Stored items from a collection
%%
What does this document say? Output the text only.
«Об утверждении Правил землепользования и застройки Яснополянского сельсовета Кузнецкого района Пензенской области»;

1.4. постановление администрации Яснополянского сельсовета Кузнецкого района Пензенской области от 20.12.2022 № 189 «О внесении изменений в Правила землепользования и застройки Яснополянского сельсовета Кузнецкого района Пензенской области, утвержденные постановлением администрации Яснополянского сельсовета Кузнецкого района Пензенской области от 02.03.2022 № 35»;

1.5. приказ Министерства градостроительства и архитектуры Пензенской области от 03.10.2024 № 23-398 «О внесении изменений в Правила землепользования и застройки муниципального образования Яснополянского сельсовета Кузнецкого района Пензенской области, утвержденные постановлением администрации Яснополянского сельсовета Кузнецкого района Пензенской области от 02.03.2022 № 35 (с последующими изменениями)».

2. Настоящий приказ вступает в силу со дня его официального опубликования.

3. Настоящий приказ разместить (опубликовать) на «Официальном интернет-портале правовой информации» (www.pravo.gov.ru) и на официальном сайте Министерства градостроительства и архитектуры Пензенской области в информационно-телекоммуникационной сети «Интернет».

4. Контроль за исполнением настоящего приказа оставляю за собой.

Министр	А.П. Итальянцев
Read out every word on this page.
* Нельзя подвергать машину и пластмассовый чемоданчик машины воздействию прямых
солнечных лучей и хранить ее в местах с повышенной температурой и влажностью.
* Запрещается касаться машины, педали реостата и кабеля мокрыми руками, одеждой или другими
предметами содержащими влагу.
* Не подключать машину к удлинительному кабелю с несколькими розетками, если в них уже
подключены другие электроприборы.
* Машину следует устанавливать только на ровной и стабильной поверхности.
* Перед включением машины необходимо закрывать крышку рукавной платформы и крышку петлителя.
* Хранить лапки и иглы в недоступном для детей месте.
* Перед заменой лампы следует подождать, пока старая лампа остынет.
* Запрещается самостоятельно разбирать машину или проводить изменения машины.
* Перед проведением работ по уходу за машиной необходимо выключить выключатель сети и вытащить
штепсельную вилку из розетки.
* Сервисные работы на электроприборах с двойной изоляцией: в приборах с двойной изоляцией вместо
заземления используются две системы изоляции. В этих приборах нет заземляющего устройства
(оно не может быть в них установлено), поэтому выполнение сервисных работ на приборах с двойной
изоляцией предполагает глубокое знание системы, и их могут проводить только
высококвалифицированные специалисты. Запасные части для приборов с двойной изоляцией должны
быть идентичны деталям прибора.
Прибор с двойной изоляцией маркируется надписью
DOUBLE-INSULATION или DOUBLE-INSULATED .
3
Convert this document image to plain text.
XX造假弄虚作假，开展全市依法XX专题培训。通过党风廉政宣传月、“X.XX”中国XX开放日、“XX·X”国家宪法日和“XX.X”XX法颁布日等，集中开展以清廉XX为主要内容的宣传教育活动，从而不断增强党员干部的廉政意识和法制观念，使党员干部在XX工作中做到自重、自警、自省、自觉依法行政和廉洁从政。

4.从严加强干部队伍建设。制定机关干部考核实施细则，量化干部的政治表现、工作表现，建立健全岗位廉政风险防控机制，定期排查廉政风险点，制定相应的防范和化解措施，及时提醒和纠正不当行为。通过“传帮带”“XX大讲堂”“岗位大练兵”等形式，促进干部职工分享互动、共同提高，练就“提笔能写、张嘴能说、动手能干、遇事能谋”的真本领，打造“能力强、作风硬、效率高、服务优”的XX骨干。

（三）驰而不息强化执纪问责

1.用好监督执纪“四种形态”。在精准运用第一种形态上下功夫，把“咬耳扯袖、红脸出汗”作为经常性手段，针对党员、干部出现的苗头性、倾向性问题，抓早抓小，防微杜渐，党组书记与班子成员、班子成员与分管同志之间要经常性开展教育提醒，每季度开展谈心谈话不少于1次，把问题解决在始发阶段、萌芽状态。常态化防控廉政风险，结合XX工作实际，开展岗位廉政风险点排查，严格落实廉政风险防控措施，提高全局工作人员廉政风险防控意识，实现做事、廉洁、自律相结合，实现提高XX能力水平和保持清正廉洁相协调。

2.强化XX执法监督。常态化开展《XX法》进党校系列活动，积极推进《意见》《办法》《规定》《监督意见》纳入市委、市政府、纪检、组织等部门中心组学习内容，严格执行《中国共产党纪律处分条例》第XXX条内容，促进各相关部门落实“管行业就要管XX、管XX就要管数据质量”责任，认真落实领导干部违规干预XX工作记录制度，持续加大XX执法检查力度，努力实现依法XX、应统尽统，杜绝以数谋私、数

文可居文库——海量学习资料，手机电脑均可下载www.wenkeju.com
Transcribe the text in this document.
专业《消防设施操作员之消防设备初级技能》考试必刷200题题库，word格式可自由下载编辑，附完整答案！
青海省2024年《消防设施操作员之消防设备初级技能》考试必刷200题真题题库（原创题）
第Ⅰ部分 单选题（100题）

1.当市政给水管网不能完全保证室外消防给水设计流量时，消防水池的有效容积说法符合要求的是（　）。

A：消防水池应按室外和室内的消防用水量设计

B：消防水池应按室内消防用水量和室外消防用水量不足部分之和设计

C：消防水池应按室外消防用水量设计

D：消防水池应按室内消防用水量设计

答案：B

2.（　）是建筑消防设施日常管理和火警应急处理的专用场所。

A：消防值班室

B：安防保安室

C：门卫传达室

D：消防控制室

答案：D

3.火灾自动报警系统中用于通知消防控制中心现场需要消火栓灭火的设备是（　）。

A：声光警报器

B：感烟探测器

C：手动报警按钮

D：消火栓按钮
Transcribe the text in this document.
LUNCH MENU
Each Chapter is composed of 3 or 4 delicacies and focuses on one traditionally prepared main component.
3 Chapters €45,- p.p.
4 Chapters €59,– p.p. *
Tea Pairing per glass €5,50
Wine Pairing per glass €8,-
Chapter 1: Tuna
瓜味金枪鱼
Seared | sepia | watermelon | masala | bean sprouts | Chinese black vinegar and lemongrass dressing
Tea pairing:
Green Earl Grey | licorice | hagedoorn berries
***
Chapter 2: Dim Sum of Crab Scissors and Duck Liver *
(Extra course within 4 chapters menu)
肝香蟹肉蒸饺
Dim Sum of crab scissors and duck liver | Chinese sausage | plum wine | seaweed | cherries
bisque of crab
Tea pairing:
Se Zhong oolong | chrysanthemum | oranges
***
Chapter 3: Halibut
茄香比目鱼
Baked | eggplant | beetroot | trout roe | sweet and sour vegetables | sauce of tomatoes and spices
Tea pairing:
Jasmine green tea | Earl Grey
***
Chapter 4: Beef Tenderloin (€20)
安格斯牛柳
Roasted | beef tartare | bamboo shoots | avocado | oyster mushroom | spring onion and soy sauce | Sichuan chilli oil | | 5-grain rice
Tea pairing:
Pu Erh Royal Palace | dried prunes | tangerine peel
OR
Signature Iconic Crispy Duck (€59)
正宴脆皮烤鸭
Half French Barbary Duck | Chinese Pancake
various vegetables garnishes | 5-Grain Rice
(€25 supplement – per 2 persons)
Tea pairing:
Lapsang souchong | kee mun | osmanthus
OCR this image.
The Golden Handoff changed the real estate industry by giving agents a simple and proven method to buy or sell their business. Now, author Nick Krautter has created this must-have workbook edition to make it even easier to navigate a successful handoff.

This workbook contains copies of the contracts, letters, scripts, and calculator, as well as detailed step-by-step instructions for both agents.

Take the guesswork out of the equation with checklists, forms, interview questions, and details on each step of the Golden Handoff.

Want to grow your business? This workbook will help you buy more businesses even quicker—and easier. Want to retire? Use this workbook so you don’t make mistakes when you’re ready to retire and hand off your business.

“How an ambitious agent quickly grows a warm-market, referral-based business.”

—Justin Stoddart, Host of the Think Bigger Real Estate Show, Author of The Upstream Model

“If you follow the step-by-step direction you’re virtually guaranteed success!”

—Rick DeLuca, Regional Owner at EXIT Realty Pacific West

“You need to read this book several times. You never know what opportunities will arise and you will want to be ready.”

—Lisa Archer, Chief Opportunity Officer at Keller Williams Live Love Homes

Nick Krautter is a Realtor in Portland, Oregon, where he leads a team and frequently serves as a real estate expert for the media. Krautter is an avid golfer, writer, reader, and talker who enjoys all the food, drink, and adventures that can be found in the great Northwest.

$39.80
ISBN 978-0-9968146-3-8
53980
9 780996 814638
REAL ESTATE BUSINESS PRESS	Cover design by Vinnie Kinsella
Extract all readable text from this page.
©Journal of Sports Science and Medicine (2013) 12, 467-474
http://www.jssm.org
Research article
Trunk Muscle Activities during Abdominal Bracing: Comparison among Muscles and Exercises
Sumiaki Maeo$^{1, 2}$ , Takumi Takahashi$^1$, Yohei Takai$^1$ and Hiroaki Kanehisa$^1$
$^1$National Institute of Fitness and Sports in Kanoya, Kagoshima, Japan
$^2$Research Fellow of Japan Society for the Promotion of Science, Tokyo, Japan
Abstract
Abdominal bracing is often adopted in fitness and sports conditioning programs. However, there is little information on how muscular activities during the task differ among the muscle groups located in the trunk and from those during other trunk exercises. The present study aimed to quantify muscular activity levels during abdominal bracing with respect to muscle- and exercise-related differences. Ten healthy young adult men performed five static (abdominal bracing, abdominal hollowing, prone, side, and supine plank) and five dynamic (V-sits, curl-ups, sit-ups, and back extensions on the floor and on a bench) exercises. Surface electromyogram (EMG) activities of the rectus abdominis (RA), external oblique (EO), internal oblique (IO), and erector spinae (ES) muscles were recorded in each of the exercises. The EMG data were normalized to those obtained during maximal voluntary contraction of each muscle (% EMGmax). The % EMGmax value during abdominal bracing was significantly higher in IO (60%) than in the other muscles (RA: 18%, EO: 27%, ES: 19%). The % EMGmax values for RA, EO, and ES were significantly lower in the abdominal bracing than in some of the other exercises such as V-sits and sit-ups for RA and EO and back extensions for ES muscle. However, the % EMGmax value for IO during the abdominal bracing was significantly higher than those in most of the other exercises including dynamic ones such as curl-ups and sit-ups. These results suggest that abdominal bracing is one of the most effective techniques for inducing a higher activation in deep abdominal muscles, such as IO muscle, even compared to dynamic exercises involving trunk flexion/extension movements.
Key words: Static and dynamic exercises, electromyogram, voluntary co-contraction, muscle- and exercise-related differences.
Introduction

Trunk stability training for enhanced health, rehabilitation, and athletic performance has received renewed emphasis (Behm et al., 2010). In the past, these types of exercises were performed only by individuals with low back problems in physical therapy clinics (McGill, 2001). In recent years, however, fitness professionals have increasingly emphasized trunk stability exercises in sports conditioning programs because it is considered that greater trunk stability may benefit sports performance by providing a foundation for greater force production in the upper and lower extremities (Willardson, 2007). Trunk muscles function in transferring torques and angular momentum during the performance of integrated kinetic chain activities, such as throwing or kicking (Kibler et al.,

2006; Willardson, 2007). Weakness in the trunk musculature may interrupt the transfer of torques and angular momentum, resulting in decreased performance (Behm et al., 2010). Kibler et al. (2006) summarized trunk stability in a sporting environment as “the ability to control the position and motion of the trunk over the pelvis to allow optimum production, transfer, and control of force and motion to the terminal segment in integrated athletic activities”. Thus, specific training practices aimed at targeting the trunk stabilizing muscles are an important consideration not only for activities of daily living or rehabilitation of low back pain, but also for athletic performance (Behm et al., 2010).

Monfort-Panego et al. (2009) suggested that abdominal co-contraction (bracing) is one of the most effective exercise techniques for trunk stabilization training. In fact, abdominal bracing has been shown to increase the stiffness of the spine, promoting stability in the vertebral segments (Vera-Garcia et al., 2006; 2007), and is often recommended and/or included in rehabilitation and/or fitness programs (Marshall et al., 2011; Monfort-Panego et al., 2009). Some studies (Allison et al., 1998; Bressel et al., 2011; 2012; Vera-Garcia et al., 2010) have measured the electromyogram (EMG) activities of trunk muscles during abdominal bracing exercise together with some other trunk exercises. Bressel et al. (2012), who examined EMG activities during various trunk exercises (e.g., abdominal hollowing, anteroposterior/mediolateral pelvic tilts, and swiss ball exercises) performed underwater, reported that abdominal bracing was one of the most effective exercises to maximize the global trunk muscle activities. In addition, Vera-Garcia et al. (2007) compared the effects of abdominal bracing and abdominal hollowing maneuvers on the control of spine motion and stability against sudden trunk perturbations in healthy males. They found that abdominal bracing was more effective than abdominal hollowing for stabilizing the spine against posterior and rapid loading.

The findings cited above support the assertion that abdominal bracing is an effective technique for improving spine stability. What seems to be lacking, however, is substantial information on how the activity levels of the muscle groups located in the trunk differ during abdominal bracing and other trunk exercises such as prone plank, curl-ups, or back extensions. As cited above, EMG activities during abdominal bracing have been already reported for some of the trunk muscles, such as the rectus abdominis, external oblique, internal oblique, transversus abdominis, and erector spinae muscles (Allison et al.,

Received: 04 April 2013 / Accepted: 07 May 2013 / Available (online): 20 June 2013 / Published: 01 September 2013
%%
* WHAT TO PRODUCE *
Count how many lines above carry the word "Правила". Only the number is required.

* SOLUTION FOR THIS EXERCISE *
2